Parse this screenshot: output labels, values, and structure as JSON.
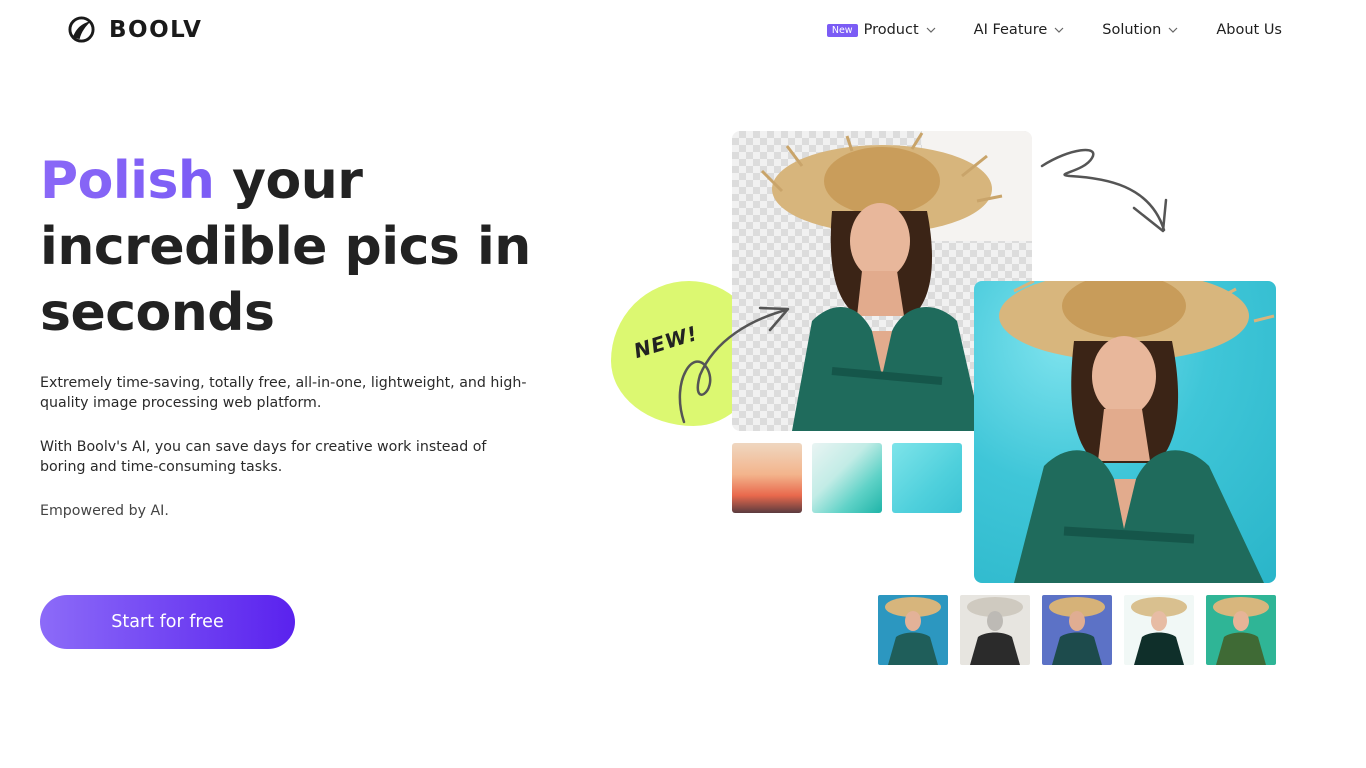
{
  "header": {
    "logo_text": "BOOLV",
    "logo_icon": "boolv-logo-icon",
    "nav": [
      {
        "label": "Product",
        "badge": "New",
        "has_dropdown": true
      },
      {
        "label": "AI Feature",
        "has_dropdown": true
      },
      {
        "label": "Solution",
        "has_dropdown": true
      },
      {
        "label": "About Us",
        "has_dropdown": false
      }
    ]
  },
  "hero": {
    "headline_accent": "Polish",
    "headline_rest_1": " your",
    "headline_rest_2": "incredible pics in",
    "headline_rest_3": "seconds",
    "paragraph_1": "Extremely time-saving, totally free, all-in-one, lightweight, and high-quality image processing web platform.",
    "paragraph_2": "With Boolv's AI, you can save days for creative work instead of boring and time-consuming tasks.",
    "paragraph_3": "Empowered by AI.",
    "cta_label": "Start for free"
  },
  "visual": {
    "new_sticker": "NEW!",
    "accent_color": "#7b5cf5",
    "sticker_color": "#dcf871",
    "background_swatches": [
      "sunset-gradient",
      "teal-wave",
      "aqua-watercolor"
    ],
    "style_thumbnails": [
      "blue-style",
      "sketch-style",
      "indigo-style",
      "ink-style",
      "green-style"
    ]
  }
}
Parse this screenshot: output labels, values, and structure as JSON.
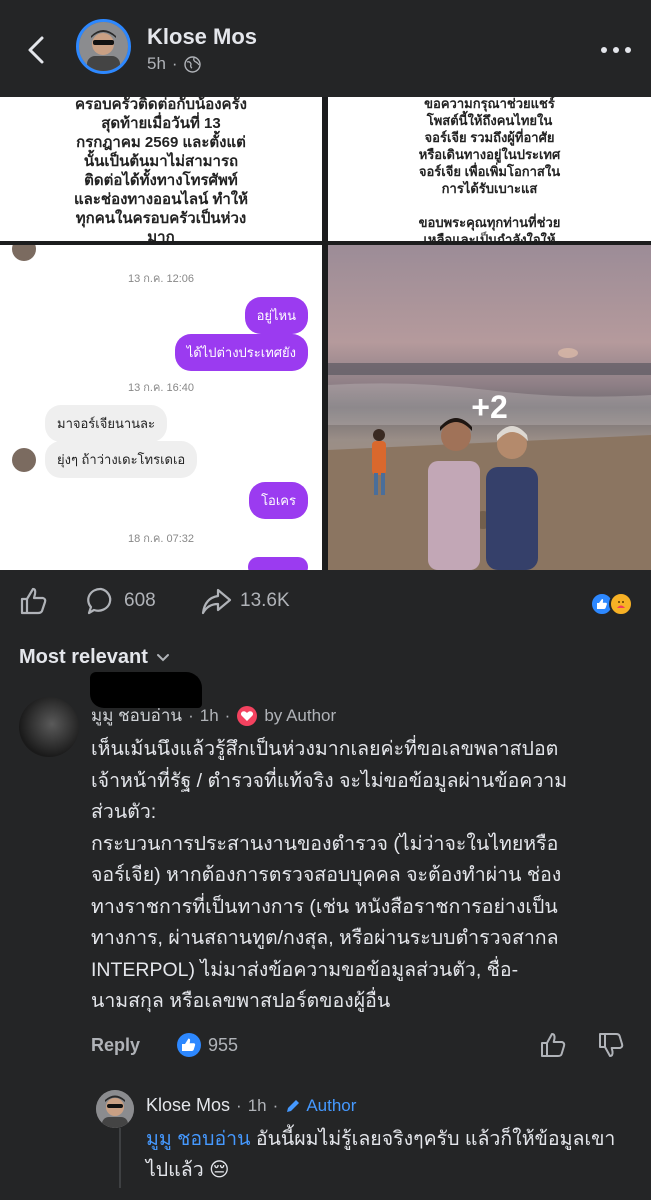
{
  "post": {
    "author": "Klose Mos",
    "time": "5h",
    "dot": "·"
  },
  "images": {
    "top_left_text": "ครอบครัวติดต่อกับน้องครั้ง\nสุดท้ายเมื่อวันที่ 13\nกรกฎาคม 2569 และตั้งแต่\nนั้นเป็นต้นมาไม่สามารถ\nติดต่อได้ทั้งทางโทรศัพท์\nและช่องทางออนไลน์ ทำให้\nทุกคนในครอบครัวเป็นห่วง\nมาก",
    "top_right_text": "ขอความกรุณาช่วยแชร์\nโพสต์นี้ให้ถึงคนไทยใน\nจอร์เจีย รวมถึงผู้ที่อาศัย\nหรือเดินทางอยู่ในประเทศ\nจอร์เจีย เพื่อเพิ่มโอกาสใน\nการได้รับเบาะแส\n\nขอบพระคุณทุกท่านที่ช่วย\nเหลือและเป็นกำลังใจให้\nครอบครัวของเราครับ 🙏",
    "more_count": "+2",
    "chat": {
      "ts1": "13 ก.ค. 12:06",
      "out1": "อยู่ไหน",
      "out2": "ได้ไปต่างประเทศยัง",
      "ts2": "13 ก.ค. 16:40",
      "in1": "มาจอร์เจียนานละ",
      "in2": "ยุ่งๆ ถ้าว่างเดะโทรเดเอ",
      "out3": "โอเคร",
      "ts3": "18 ก.ค. 07:32"
    }
  },
  "actions": {
    "comments_count": "608",
    "shares_count": "13.6K"
  },
  "sort_label": "Most relevant",
  "comment": {
    "name": "มูมู ชอบอ่าน",
    "time": "1h",
    "dot": "·",
    "author_badge": "by Author",
    "body": "เห็นเม้นนึงแล้วรู้สึกเป็นห่วงมากเลยค่ะที่ขอเลขพลาสปอต\nเจ้าหน้าที่รัฐ / ตำรวจที่แท้จริง จะไม่ขอข้อมูลผ่านข้อความ\nส่วนตัว:\nกระบวนการประสานงานของตำรวจ (ไม่ว่าจะในไทยหรือ\nจอร์เจีย) หากต้องการตรวจสอบบุคคล จะต้องทำผ่าน ช่อง\nทางราชการที่เป็นทางการ (เช่น หนังสือราชการอย่างเป็น\nทางการ, ผ่านสถานทูต/กงสุล, หรือผ่านระบบตำรวจสากล\nINTERPOL) ไม่มาส่งข้อความขอข้อมูลส่วนตัว, ชื่อ-\nนามสกุล หรือเลขพาสปอร์ตของผู้อื่น",
    "reply_label": "Reply",
    "likes": "955"
  },
  "reply": {
    "name": "Klose Mos",
    "time": "1h",
    "dot": "·",
    "author_label": "Author",
    "mention": "มูมู ชอบอ่าน",
    "text": " อันนี้ผมไม่รู้เลยจริงๆครับ แล้วก็ให้ข้อมูลเขาไปแล้ว 😔"
  },
  "colors": {
    "background": "#242526",
    "accent": "#2d88ff",
    "link": "#4599ff",
    "chat_bubble": "#9b3bf0"
  }
}
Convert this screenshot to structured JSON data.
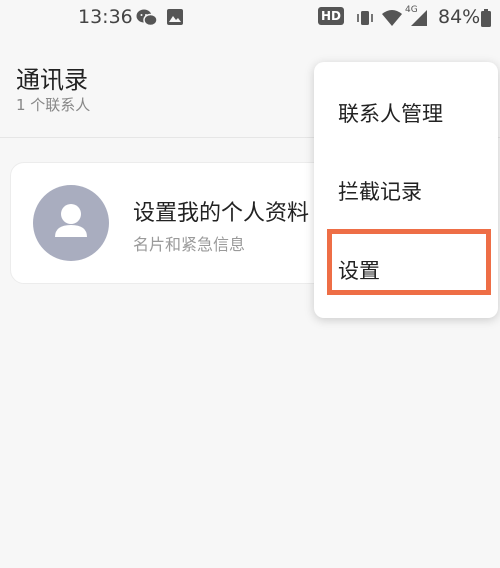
{
  "status_bar": {
    "time": "13:36",
    "hd_badge": "HD",
    "network": "4G",
    "battery_text": "84%",
    "icons": [
      "wechat-icon",
      "image-icon",
      "vibrate-icon",
      "wifi-icon",
      "signal-icon",
      "battery-icon"
    ]
  },
  "header": {
    "title": "通讯录",
    "subtitle": "1 个联系人"
  },
  "profile_card": {
    "title": "设置我的个人资料",
    "subtitle": "名片和紧急信息"
  },
  "popup_menu": {
    "items": [
      {
        "label": "联系人管理"
      },
      {
        "label": "拦截记录"
      },
      {
        "label": "设置"
      }
    ],
    "highlight_color": "#ee6e46"
  },
  "colors": {
    "avatar": "#a9adbf",
    "background": "#f7f7f7"
  }
}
________________________________________
Every entry must be transcribed exactly. Pictures do not belong in the copy.

- **EXERCISE OUTPUT**:
Parse this screenshot: output labels, values, and structure as JSON.
{
  "header": {
    "logo_text": "BOOLV",
    "logo_icon": "boolv-logo-icon",
    "nav": [
      {
        "label": "Product",
        "badge": "New",
        "has_dropdown": true
      },
      {
        "label": "AI Feature",
        "has_dropdown": true
      },
      {
        "label": "Solution",
        "has_dropdown": true
      },
      {
        "label": "About Us",
        "has_dropdown": false
      }
    ]
  },
  "hero": {
    "headline_accent": "Polish",
    "headline_rest_1": " your",
    "headline_rest_2": "incredible pics in",
    "headline_rest_3": "seconds",
    "paragraph_1": "Extremely time-saving, totally free, all-in-one, lightweight, and high-quality image processing web platform.",
    "paragraph_2": "With Boolv's AI, you can save days for creative work instead of boring and time-consuming tasks.",
    "paragraph_3": "Empowered by AI.",
    "cta_label": "Start for free"
  },
  "visual": {
    "new_sticker": "NEW!",
    "accent_color": "#7b5cf5",
    "sticker_color": "#dcf871",
    "background_swatches": [
      "sunset-gradient",
      "teal-wave",
      "aqua-watercolor"
    ],
    "style_thumbnails": [
      "blue-style",
      "sketch-style",
      "indigo-style",
      "ink-style",
      "green-style"
    ]
  }
}
Parse this screenshot: output labels, values, and structure as JSON.
{
  "post": {
    "author": "Klose Mos",
    "time": "5h",
    "dot": "·"
  },
  "images": {
    "top_left_text": "ครอบครัวติดต่อกับน้องครั้ง\nสุดท้ายเมื่อวันที่ 13\nกรกฎาคม 2569 และตั้งแต่\nนั้นเป็นต้นมาไม่สามารถ\nติดต่อได้ทั้งทางโทรศัพท์\nและช่องทางออนไลน์ ทำให้\nทุกคนในครอบครัวเป็นห่วง\nมาก",
    "top_right_text": "ขอความกรุณาช่วยแชร์\nโพสต์นี้ให้ถึงคนไทยใน\nจอร์เจีย รวมถึงผู้ที่อาศัย\nหรือเดินทางอยู่ในประเทศ\nจอร์เจีย เพื่อเพิ่มโอกาสใน\nการได้รับเบาะแส\n\nขอบพระคุณทุกท่านที่ช่วย\nเหลือและเป็นกำลังใจให้\nครอบครัวของเราครับ 🙏",
    "more_count": "+2",
    "chat": {
      "ts1": "13 ก.ค. 12:06",
      "out1": "อยู่ไหน",
      "out2": "ได้ไปต่างประเทศยัง",
      "ts2": "13 ก.ค. 16:40",
      "in1": "มาจอร์เจียนานละ",
      "in2": "ยุ่งๆ ถ้าว่างเดะโทรเดเอ",
      "out3": "โอเคร",
      "ts3": "18 ก.ค. 07:32"
    }
  },
  "actions": {
    "comments_count": "608",
    "shares_count": "13.6K"
  },
  "sort_label": "Most relevant",
  "comment": {
    "name": "มูมู ชอบอ่าน",
    "time": "1h",
    "dot": "·",
    "author_badge": "by Author",
    "body": "เห็นเม้นนึงแล้วรู้สึกเป็นห่วงมากเลยค่ะที่ขอเลขพลาสปอต\nเจ้าหน้าที่รัฐ / ตำรวจที่แท้จริง จะไม่ขอข้อมูลผ่านข้อความ\nส่วนตัว:\nกระบวนการประสานงานของตำรวจ (ไม่ว่าจะในไทยหรือ\nจอร์เจีย) หากต้องการตรวจสอบบุคคล จะต้องทำผ่าน ช่อง\nทางราชการที่เป็นทางการ (เช่น หนังสือราชการอย่างเป็น\nทางการ, ผ่านสถานทูต/กงสุล, หรือผ่านระบบตำรวจสากล\nINTERPOL) ไม่มาส่งข้อความขอข้อมูลส่วนตัว, ชื่อ-\nนามสกุล หรือเลขพาสปอร์ตของผู้อื่น",
    "reply_label": "Reply",
    "likes": "955"
  },
  "reply": {
    "name": "Klose Mos",
    "time": "1h",
    "dot": "·",
    "author_label": "Author",
    "mention": "มูมู ชอบอ่าน",
    "text": " อันนี้ผมไม่รู้เลยจริงๆครับ แล้วก็ให้ข้อมูลเขาไปแล้ว 😔"
  },
  "colors": {
    "background": "#242526",
    "accent": "#2d88ff",
    "link": "#4599ff",
    "chat_bubble": "#9b3bf0"
  }
}
Convert this screenshot to structured JSON data.
{
  "status_bar": {
    "time": "13:36",
    "hd_badge": "HD",
    "network": "4G",
    "battery_text": "84%",
    "icons": [
      "wechat-icon",
      "image-icon",
      "vibrate-icon",
      "wifi-icon",
      "signal-icon",
      "battery-icon"
    ]
  },
  "header": {
    "title": "通讯录",
    "subtitle": "1 个联系人"
  },
  "profile_card": {
    "title": "设置我的个人资料",
    "subtitle": "名片和紧急信息"
  },
  "popup_menu": {
    "items": [
      {
        "label": "联系人管理"
      },
      {
        "label": "拦截记录"
      },
      {
        "label": "设置"
      }
    ],
    "highlight_color": "#ee6e46"
  },
  "colors": {
    "avatar": "#a9adbf",
    "background": "#f7f7f7"
  }
}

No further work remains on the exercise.